◆ The request ◆
Answer with nothing but the number of lines that include the word "غاية".

=== Exercise input ===

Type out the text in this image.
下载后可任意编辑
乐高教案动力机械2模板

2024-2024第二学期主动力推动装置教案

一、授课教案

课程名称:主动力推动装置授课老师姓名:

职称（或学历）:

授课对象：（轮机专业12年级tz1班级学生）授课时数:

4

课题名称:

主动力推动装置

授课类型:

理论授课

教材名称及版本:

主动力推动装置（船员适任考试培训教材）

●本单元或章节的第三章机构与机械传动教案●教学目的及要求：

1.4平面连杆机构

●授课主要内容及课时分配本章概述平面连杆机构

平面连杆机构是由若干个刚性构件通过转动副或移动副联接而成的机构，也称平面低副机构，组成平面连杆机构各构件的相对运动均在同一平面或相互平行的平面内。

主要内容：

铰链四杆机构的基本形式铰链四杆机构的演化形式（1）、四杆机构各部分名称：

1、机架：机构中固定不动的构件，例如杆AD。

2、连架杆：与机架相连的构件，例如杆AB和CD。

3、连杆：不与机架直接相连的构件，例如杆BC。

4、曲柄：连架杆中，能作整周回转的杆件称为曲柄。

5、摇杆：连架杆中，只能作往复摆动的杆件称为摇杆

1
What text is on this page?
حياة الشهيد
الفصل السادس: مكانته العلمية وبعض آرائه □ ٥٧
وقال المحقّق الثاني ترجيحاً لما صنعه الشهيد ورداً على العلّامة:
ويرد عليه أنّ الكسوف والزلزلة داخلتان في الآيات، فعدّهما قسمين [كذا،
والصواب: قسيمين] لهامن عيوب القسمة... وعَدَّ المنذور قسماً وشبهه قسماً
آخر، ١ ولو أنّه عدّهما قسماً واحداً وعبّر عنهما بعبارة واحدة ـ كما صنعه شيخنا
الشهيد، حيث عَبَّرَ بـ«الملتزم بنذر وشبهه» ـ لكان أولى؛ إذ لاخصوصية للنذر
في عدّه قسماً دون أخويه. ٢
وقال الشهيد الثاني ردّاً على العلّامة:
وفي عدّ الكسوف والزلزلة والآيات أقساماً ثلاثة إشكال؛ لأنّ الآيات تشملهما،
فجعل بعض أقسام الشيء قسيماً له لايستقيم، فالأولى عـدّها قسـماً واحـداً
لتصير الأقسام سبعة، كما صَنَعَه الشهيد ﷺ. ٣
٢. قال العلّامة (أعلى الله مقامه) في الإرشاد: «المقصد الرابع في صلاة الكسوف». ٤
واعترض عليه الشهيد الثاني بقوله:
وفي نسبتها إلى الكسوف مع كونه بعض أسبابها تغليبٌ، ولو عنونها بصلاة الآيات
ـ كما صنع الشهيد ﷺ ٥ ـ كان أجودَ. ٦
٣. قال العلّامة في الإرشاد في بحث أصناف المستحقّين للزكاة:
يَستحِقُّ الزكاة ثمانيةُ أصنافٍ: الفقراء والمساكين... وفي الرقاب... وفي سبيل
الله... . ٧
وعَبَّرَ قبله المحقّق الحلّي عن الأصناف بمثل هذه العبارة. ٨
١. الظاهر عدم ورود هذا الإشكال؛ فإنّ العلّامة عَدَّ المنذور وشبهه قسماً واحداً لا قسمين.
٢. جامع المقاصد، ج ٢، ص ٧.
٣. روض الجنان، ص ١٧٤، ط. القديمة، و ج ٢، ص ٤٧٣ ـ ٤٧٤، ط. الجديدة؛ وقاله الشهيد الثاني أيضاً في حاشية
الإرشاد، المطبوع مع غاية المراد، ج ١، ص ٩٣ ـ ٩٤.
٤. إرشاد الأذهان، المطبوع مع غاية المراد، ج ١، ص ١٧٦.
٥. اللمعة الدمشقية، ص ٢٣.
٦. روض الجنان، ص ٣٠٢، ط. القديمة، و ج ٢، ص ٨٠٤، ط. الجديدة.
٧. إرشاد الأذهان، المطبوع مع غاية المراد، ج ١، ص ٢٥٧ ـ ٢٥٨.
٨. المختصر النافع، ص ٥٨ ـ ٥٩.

===

◆ Solution to the problem ◆
3